# Start of DOCUMENT

14:05 UTC: The build cache management system is still overloaded/slow despite its database now working properly. A deployment is queued with an environment config change but is slow to start. We restart the application manually to apply this change.

14:10 UTC: The change of configuration is effective, the deployment queue starts to empty itself but there are still a lot of deployments in the queue.

14:15 UTC: An older deployment, performed without the environment change which was waiting to be processed, finishes successfully, leading to about half of the build cache requests failing.

14:17 UTC: We start reapplying the fix manually on live instances while a new deployment with the correct environment is started. The deployment queue size is going down.

14:29 UTC: The deployment queue is filling up again.

14:53 UTC: We realize the faulty monitoring system is still queuing deployments despite its alerting queue being empty and the alerting action being disabled.

14:57 UTC: We completely restart the faulty monitoring system and make sure it stops queuing deployments.

15:10 UTC: We are now certain the previously faulty monitoring system stopped queuing deployments for false positives. The deployment queue is back to normal and the deployment system is more reactive.

15:15 UTC: We start cleaning stuck deployments and making sure everything is working fine.

15:42 UTC: We start redeploying all Paris PHP applications which have not been deployed since the network came back.

16:00 UTC: Some PHP deployments seem to be failing due to a connection timeout to their PHP session stored on an FSBucket. We abort the PHP deployment queue to avoid any more errors.

# End of DOCUMENT
# Start of RECORD LIST

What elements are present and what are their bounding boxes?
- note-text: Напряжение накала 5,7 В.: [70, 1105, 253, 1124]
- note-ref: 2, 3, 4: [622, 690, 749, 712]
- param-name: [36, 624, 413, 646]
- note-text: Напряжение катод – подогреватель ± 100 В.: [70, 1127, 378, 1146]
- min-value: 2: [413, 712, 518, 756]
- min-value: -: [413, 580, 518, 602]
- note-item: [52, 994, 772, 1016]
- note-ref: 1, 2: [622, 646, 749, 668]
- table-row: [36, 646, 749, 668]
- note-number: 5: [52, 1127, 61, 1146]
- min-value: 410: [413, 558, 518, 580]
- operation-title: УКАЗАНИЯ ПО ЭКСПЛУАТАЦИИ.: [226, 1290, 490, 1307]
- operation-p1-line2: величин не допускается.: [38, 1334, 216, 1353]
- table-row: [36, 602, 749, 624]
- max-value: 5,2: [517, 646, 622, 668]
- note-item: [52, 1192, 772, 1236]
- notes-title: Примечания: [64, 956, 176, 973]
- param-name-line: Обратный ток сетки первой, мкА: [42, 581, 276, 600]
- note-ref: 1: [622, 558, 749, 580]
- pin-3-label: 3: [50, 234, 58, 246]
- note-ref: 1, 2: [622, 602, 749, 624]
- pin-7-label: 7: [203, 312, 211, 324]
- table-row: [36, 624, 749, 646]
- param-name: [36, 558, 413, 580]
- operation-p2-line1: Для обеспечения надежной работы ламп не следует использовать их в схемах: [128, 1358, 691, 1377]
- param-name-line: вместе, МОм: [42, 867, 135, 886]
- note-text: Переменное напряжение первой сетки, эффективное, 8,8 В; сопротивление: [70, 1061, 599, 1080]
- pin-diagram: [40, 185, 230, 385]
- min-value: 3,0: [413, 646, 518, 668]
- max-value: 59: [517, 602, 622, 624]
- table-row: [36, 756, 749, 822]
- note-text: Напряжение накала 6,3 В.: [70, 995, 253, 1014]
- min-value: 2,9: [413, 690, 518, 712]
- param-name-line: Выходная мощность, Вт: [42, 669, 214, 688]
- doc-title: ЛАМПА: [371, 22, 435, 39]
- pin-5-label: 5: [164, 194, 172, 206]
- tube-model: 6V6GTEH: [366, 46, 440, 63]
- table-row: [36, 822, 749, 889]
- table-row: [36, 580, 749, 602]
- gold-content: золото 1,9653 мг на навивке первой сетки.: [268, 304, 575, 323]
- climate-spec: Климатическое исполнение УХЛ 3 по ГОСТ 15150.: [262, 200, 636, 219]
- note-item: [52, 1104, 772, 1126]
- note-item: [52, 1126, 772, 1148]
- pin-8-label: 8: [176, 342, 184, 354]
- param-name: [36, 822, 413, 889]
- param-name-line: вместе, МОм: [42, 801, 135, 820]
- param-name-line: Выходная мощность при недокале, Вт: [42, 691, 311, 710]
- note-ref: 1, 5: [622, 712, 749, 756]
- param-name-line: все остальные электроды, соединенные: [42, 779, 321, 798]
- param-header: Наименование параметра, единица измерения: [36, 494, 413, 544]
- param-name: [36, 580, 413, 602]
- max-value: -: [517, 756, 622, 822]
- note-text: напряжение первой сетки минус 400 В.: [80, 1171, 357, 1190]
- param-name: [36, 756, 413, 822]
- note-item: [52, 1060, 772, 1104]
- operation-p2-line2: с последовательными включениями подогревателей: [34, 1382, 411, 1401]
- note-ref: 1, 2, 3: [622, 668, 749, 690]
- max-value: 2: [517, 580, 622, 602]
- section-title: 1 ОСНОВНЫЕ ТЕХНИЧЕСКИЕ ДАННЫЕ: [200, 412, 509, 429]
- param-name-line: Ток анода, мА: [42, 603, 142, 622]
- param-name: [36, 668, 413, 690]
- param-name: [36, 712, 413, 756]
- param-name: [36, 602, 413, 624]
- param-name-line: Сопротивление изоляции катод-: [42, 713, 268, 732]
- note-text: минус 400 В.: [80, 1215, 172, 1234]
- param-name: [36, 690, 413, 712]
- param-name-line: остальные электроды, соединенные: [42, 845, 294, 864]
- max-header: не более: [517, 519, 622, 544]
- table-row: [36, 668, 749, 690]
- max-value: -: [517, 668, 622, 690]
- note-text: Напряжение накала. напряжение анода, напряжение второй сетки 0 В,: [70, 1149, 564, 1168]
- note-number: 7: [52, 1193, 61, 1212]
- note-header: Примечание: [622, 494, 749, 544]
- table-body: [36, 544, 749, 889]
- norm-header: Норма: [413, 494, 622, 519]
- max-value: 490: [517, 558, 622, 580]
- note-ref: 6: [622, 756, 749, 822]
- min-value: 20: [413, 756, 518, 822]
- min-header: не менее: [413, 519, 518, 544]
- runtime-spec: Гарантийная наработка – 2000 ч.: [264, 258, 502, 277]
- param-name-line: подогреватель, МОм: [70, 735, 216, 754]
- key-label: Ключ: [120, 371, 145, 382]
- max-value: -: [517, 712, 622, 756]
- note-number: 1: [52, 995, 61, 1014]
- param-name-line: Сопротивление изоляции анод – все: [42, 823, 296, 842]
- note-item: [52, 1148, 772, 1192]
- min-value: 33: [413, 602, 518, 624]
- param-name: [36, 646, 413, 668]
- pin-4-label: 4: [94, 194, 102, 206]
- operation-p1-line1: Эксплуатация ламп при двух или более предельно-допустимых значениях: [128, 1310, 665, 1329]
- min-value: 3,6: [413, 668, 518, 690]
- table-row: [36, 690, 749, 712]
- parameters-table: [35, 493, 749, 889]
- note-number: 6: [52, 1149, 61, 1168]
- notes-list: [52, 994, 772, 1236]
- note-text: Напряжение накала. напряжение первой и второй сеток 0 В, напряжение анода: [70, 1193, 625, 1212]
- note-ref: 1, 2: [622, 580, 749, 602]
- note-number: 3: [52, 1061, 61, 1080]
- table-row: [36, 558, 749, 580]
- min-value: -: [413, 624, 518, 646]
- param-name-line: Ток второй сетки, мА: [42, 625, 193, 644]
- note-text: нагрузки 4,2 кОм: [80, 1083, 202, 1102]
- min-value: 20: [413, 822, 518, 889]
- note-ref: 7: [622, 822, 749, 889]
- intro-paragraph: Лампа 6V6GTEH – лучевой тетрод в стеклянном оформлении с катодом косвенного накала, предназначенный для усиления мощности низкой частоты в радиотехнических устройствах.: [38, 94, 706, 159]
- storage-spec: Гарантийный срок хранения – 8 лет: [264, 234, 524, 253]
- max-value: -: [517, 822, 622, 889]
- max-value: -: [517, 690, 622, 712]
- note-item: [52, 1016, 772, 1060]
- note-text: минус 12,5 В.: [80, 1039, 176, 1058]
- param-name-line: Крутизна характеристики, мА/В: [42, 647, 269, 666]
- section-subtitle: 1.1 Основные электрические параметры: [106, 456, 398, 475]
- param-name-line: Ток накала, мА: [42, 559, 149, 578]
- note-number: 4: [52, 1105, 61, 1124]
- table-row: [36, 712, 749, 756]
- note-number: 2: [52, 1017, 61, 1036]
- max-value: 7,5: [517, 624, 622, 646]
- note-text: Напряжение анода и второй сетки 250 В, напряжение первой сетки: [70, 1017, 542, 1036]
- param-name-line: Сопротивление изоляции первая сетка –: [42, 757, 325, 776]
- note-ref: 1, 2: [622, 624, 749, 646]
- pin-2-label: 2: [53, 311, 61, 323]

# End of RECORD LIST

DIRECTIONS:
1: Give the timestamp of every entry in the incident timeline that begins with the words "We start".
2: According to the incident timeline, what was causing some PHP deployments to fail at 16:00 UTC?
3: Write the next part of the incident timeline after its final entry.

RESULTS FOR THE EXERCISE:
1: 14:17 UTC, 15:15 UTC, 15:42 UTC

2: A connection timeout to their PHP session stored on an FSBucket.

3:
16:10 UTC: The connection was only broken on one hypervisor and is now fixed. We also make sure every other hypervisor can contact all FSBucket servers on the PAR zone.

16:15 UTC: The PHP deployments queue is started again, with a lower delay between deployments.

16:42 UTC: Clever Cloud Metrics / Access logs ingestion is now fixed. Queries should be returning up-to-date data. Access logs were stored in a different queue and have been entirely consumed.

17:05 UTC: The PHP deployments queue is now completed. All other applications in the PAR zone, which had not been redeployed since the network came back, have also been queued for redeployment to fix any connection issue to their FSBucket add-ons.

19:10 UTC: A few applications which have the “deployment with downtime” option enabled were supposed to be UP but had no running instances. Those applications are now being redeployed.

Network incident details

Foreword: Clever Cloud has servers in two datacenters in the Paris zone (PAR). In this post-mortem, they are named PAR4 and PAR5.

A routine maintenance operation made by our Network Provider on PAR4 started a few minutes before the incident. This maintenance was about decommissioning a router that shouldn’t impact the network. Various checks and monitoring were in place, as usual, and a quick rollback procedure was planned in case anything went wrong.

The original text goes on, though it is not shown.